## Set exercise
Everything in the listing should be restated word for word.

## Entries shown
** Begin **

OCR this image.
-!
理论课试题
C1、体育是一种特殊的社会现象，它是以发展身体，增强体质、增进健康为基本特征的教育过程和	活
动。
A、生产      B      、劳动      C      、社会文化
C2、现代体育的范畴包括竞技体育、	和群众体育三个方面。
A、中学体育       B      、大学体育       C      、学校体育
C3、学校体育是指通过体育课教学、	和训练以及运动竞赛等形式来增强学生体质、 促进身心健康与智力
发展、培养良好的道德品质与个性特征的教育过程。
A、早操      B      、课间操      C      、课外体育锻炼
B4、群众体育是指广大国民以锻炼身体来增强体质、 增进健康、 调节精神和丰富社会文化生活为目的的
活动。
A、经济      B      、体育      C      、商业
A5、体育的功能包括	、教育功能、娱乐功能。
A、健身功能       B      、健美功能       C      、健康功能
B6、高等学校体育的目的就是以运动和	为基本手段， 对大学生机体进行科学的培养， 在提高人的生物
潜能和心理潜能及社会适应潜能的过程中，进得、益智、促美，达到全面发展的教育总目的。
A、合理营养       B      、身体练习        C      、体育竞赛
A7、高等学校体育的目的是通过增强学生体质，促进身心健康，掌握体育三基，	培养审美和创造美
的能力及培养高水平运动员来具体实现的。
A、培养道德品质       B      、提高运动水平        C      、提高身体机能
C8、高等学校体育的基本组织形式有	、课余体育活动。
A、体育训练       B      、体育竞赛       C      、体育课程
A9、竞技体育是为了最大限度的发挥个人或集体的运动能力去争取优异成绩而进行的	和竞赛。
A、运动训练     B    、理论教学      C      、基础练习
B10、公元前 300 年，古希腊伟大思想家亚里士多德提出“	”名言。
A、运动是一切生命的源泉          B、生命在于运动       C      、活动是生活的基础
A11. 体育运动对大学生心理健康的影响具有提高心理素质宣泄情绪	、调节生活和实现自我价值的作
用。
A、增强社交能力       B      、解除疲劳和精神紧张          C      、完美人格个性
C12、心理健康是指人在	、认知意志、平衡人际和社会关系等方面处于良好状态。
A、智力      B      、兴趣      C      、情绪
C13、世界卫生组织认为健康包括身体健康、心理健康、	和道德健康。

** End **

## Task response
OCR this image.
-!
理论课试题
C1、体育是一种特殊的社会现象，它是以发展身体，增强体质、增进健康为基本特征的教育过程和	活
动。
A、生产      B      、劳动      C      、社会文化
C2、现代体育的范畴包括竞技体育、	和群众体育三个方面。
A、中学体育       B      、大学体育       C      、学校体育
C3、学校体育是指通过体育课教学、	和训练以及运动竞赛等形式来增强学生体质、 促进身心健康与智力
发展、培养良好的道德品质与个性特征的教育过程。
A、早操      B      、课间操      C      、课外体育锻炼
B4、群众体育是指广大国民以锻炼身体来增强体质、 增进健康、 调节精神和丰富社会文化生活为目的的
活动。
A、经济      B      、体育      C      、商业
A5、体育的功能包括	、教育功能、娱乐功能。
A、健身功能       B      、健美功能       C      、健康功能
B6、高等学校体育的目的就是以运动和	为基本手段， 对大学生机体进行科学的培养， 在提高人的生物
潜能和心理潜能及社会适应潜能的过程中，进得、益智、促美，达到全面发展的教育总目的。
A、合理营养       B      、身体练习        C      、体育竞赛
A7、高等学校体育的目的是通过增强学生体质，促进身心健康，掌握体育三基，	培养审美和创造美
的能力及培养高水平运动员来具体实现的。
A、培养道德品质       B      、提高运动水平        C      、提高身体机能
C8、高等学校体育的基本组织形式有	、课余体育活动。
A、体育训练       B      、体育竞赛       C      、体育课程
A9、竞技体育是为了最大限度的发挥个人或集体的运动能力去争取优异成绩而进行的	和竞赛。
A、运动训练     B    、理论教学      C      、基础练习
B10、公元前 300 年，古希腊伟大思想家亚里士多德提出“	”名言。
A、运动是一切生命的源泉          B、生命在于运动       C      、活动是生活的基础
A11. 体育运动对大学生心理健康的影响具有提高心理素质宣泄情绪	、调节生活和实现自我价值的作
用。
A、增强社交能力       B      、解除疲劳和精神紧张          C      、完美人格个性
C12、心理健康是指人在	、认知意志、平衡人际和社会关系等方面处于良好状态。
A、智力      B      、兴趣      C      、情绪
C13、世界卫生组织认为健康包括身体健康、心理健康、	和道德健康。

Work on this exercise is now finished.